- [Problem details] Filter the records below down to lines containing "sammanfattande".

[Stored data]
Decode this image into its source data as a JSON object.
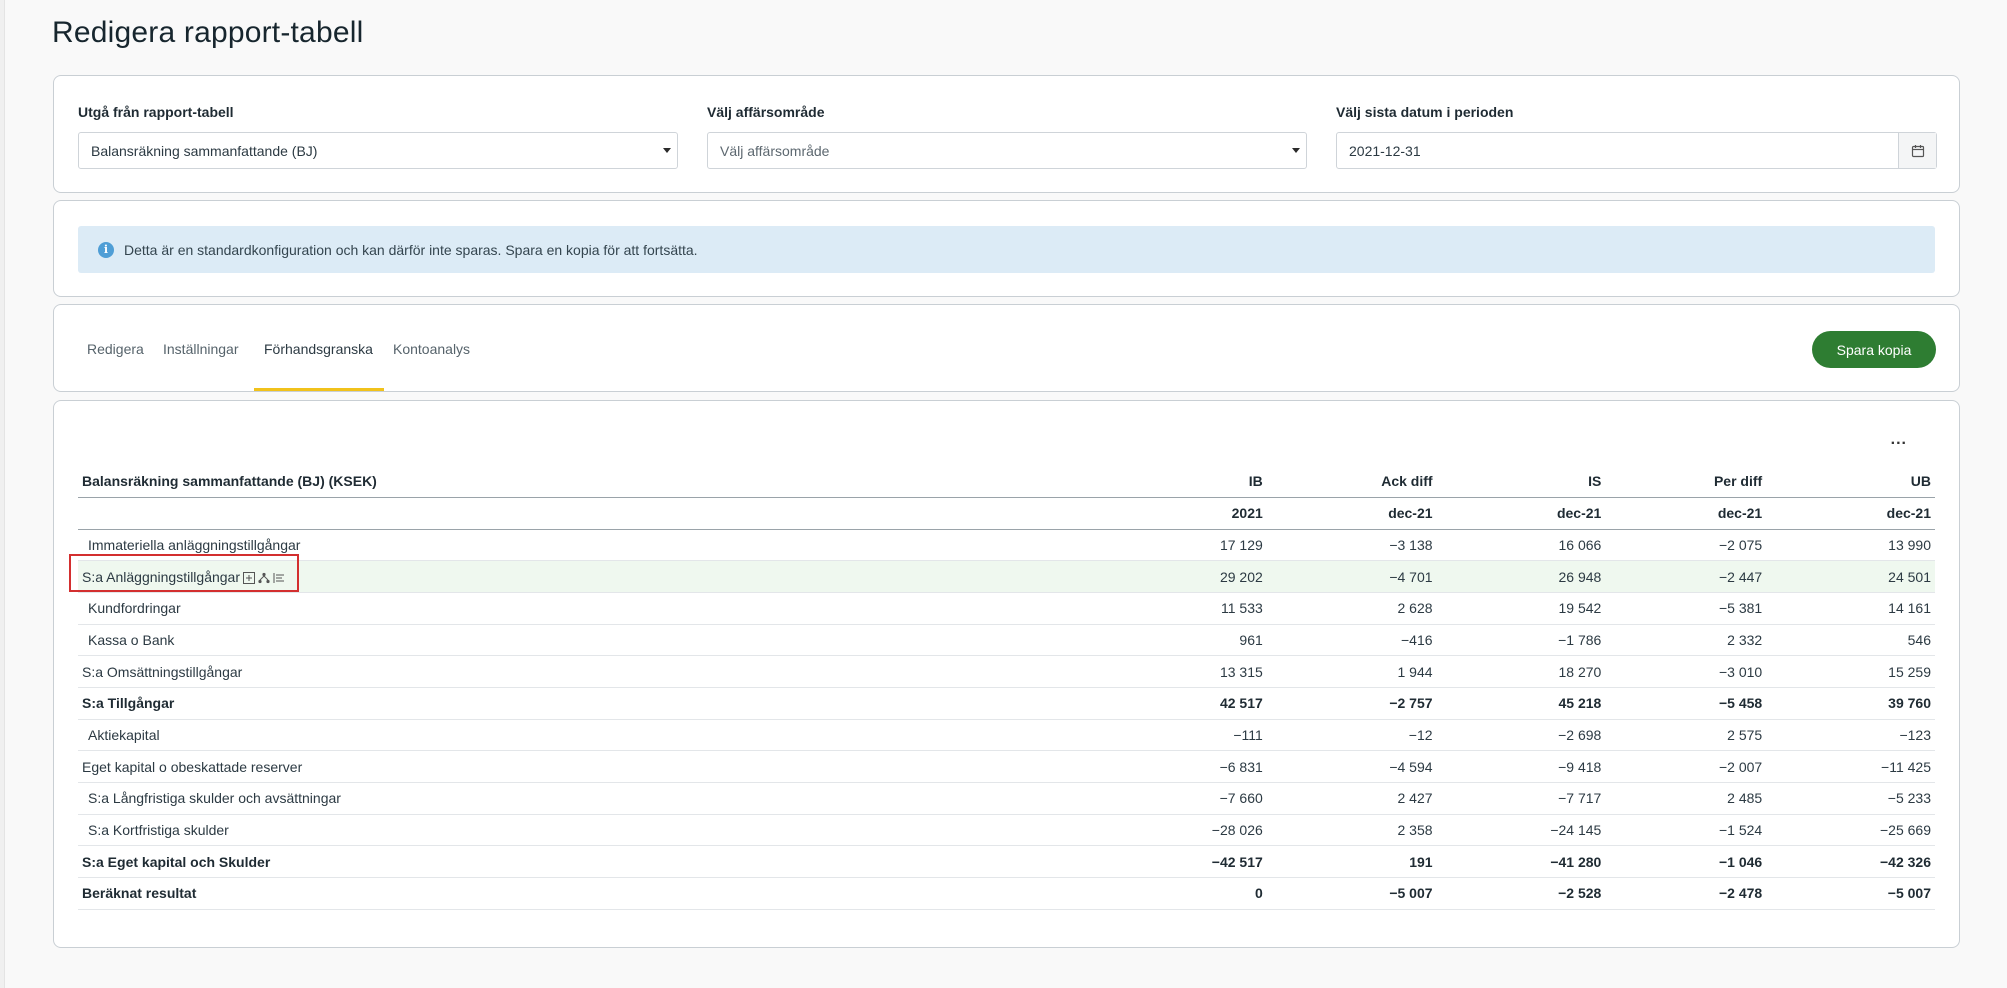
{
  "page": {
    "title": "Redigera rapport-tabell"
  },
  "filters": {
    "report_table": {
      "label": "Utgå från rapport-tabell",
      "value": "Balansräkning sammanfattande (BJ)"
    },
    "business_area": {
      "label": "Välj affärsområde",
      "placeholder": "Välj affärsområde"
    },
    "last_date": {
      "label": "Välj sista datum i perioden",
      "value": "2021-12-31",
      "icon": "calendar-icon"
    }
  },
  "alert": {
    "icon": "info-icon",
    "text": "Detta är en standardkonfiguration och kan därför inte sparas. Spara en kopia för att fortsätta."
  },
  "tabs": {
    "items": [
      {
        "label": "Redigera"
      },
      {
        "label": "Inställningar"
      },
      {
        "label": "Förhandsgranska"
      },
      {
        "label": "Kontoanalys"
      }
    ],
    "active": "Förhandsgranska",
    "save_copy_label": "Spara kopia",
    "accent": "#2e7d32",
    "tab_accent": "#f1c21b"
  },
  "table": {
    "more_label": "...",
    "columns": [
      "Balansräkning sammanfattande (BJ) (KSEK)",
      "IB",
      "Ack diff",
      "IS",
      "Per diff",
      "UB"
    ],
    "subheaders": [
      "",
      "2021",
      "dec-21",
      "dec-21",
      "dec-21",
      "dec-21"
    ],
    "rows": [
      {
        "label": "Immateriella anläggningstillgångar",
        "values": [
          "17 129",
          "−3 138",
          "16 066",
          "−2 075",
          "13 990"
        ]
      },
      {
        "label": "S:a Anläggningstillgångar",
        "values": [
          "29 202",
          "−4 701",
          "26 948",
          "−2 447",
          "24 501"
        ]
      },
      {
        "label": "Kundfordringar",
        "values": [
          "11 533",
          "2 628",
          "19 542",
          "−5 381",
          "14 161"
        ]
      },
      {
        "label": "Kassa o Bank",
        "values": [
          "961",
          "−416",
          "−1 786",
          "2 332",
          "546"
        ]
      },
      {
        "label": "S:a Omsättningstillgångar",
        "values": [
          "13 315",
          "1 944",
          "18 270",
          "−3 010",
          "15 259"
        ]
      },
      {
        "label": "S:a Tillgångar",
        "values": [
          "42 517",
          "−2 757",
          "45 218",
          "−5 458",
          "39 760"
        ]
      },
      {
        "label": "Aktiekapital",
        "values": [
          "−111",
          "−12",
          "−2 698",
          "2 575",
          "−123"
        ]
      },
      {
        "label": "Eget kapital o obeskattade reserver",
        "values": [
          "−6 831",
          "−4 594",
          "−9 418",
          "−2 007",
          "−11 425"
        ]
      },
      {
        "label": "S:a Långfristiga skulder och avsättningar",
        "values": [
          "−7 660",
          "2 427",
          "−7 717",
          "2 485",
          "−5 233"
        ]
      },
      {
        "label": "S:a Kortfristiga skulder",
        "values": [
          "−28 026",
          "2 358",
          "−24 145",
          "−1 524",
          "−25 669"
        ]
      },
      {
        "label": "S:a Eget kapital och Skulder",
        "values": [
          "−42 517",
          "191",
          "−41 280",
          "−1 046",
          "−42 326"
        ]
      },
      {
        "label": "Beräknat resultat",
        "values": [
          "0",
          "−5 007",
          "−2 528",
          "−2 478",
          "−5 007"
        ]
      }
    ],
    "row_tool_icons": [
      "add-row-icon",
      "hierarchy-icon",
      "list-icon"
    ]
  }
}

---

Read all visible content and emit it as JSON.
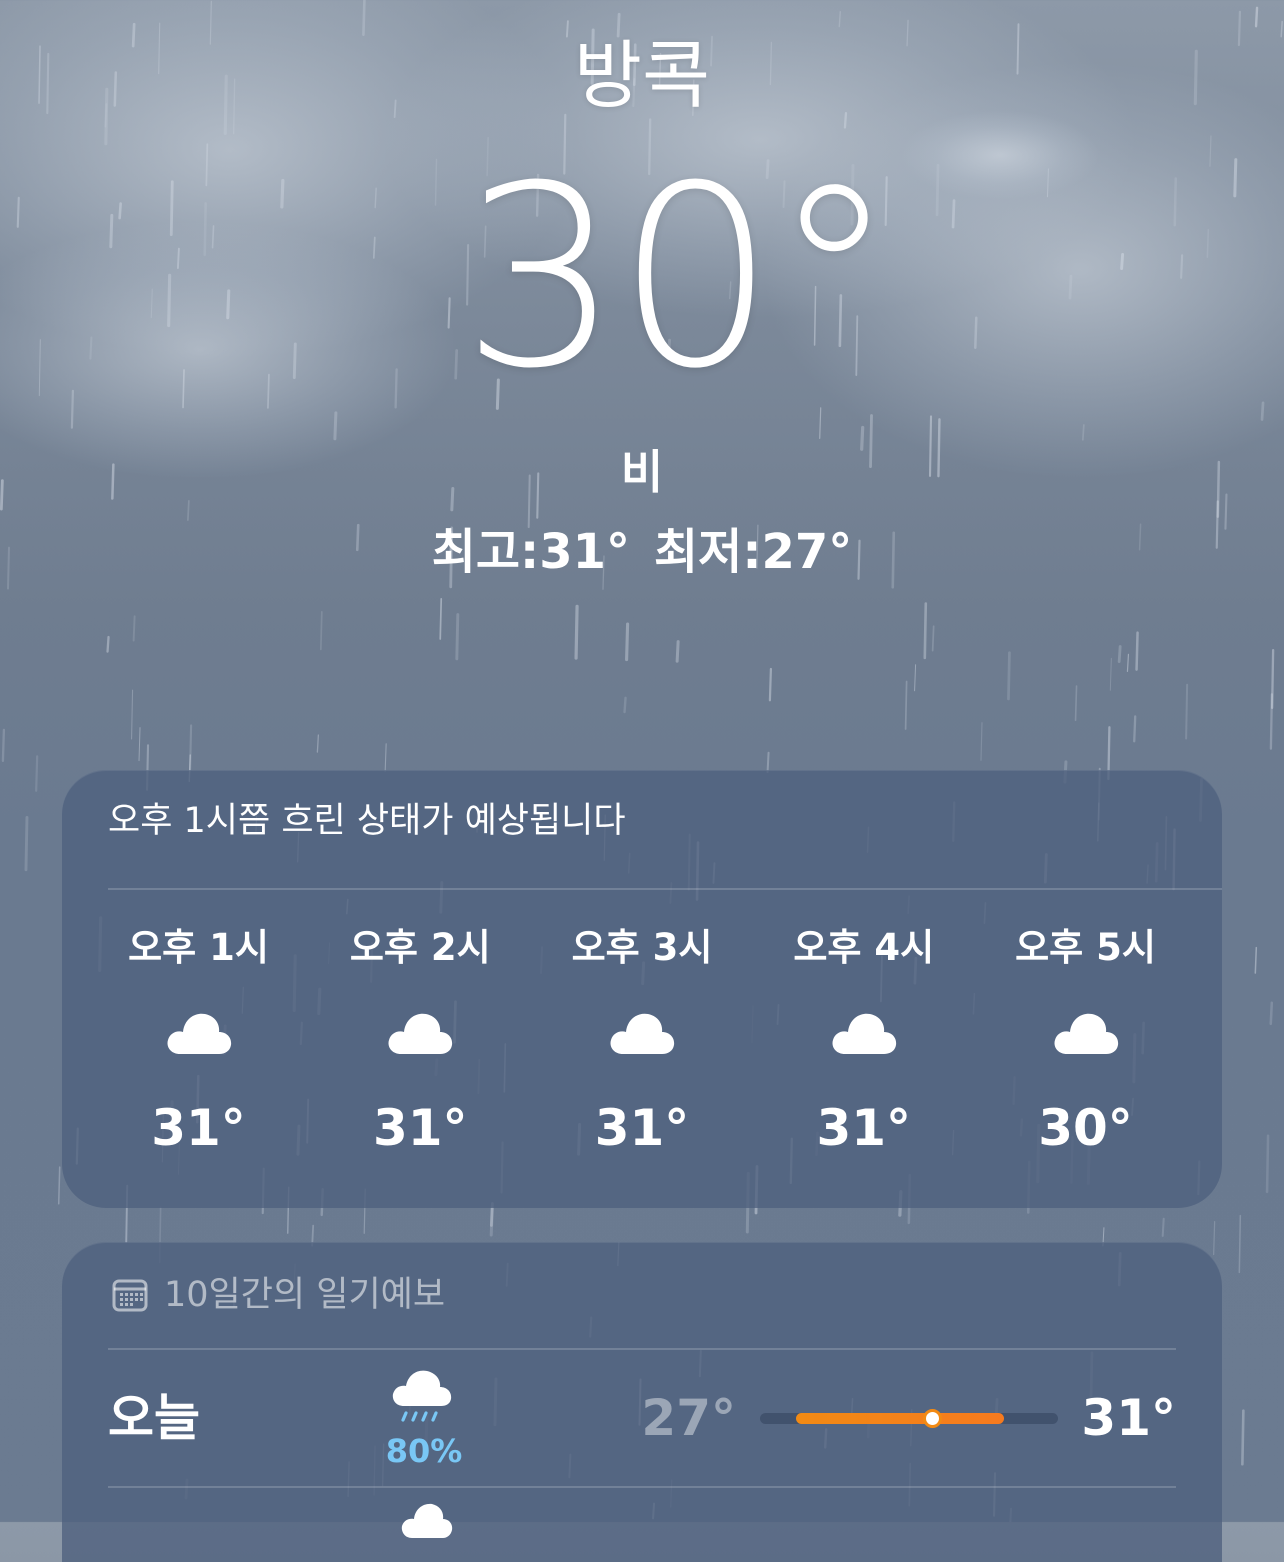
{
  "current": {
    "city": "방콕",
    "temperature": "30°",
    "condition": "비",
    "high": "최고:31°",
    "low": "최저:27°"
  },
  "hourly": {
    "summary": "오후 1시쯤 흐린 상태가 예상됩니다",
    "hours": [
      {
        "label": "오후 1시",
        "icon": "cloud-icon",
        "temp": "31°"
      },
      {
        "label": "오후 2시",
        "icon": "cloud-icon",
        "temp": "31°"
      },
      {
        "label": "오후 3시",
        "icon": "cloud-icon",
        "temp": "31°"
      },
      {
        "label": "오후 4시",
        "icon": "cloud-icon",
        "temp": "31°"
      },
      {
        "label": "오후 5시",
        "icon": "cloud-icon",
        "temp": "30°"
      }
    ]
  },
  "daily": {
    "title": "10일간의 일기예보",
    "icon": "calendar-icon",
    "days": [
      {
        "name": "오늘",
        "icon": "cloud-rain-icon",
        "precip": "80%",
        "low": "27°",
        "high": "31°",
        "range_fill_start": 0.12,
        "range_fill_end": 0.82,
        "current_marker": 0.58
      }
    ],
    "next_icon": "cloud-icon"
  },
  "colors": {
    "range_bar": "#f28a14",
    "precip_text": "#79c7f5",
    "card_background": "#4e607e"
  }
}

==

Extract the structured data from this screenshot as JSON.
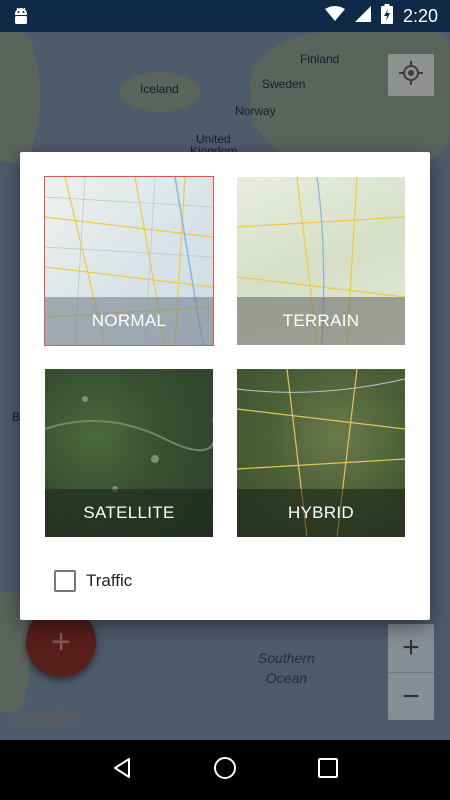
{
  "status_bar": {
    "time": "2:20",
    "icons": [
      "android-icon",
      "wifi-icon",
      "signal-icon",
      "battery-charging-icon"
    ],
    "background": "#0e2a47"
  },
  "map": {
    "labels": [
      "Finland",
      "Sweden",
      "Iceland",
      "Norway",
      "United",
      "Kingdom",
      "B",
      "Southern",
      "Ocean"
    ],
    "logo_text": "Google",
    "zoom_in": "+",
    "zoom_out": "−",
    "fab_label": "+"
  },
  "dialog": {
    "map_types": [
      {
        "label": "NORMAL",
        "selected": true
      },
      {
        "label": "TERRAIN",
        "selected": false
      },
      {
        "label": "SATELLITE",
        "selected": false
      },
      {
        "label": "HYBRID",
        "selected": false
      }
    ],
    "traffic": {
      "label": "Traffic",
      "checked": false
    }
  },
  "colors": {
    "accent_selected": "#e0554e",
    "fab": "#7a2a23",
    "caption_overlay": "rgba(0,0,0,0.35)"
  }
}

- [Written reply]
      "value": "Balansräkning sammanfattande (BJ)"
      "Balansräkning sammanfattande (BJ) (KSEK)",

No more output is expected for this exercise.